• Task requirements: In the material below, the lines containing the word "color" are required; copy each of them.
## start
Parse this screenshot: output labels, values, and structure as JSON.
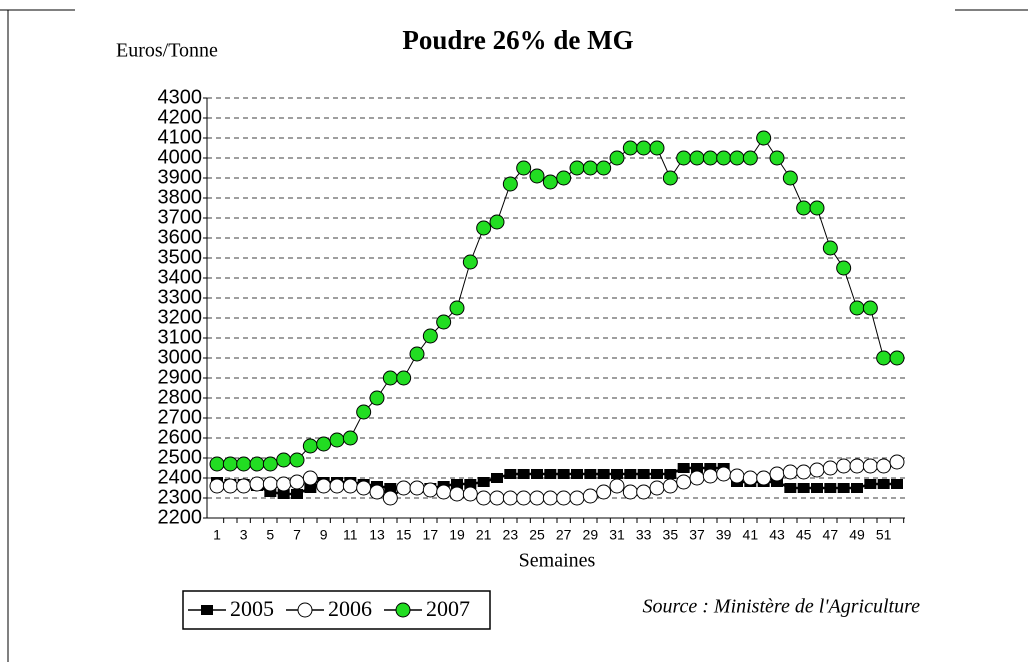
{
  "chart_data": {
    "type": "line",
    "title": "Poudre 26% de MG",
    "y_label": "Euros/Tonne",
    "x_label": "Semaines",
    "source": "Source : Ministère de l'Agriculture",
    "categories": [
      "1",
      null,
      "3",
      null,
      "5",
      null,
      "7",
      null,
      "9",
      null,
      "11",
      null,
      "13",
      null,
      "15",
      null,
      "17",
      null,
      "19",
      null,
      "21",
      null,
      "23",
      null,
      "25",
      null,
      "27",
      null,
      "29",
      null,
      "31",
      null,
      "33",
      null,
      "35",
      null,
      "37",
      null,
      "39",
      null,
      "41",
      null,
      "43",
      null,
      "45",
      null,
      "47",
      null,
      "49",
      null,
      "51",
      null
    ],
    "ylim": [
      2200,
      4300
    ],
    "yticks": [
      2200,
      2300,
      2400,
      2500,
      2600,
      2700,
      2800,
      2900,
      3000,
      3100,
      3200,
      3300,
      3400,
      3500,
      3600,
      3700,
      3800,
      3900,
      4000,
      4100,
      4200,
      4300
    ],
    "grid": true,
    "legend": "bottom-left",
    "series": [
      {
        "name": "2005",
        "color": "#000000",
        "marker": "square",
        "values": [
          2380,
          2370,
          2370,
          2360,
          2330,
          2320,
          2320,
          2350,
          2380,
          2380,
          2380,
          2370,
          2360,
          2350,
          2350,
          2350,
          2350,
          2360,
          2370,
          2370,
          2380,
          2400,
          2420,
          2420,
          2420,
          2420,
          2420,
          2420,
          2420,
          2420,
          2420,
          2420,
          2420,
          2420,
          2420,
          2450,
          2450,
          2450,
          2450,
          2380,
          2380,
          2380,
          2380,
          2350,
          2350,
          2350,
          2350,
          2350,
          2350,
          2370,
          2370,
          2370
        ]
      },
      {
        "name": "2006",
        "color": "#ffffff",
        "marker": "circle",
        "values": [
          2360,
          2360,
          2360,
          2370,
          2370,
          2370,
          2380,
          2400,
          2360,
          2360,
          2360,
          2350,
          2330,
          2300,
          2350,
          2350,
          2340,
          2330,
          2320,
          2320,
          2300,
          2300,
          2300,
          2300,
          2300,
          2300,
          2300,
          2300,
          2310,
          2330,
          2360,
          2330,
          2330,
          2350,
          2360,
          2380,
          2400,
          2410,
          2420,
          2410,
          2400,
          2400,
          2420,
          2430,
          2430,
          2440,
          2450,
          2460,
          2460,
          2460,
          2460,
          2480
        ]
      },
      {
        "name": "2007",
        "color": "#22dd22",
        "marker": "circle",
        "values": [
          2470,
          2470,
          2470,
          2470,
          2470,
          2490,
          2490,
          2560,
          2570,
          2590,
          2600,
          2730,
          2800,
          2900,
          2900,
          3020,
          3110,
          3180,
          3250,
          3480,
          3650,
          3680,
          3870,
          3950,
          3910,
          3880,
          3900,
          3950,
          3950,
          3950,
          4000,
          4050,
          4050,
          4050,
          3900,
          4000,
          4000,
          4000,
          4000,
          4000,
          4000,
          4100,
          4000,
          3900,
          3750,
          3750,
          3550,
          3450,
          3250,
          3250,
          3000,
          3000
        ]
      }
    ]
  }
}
## end
• Result of this exercise:
        "color": "#000000",
        "color": "#ffffff",
        "color": "#22dd22",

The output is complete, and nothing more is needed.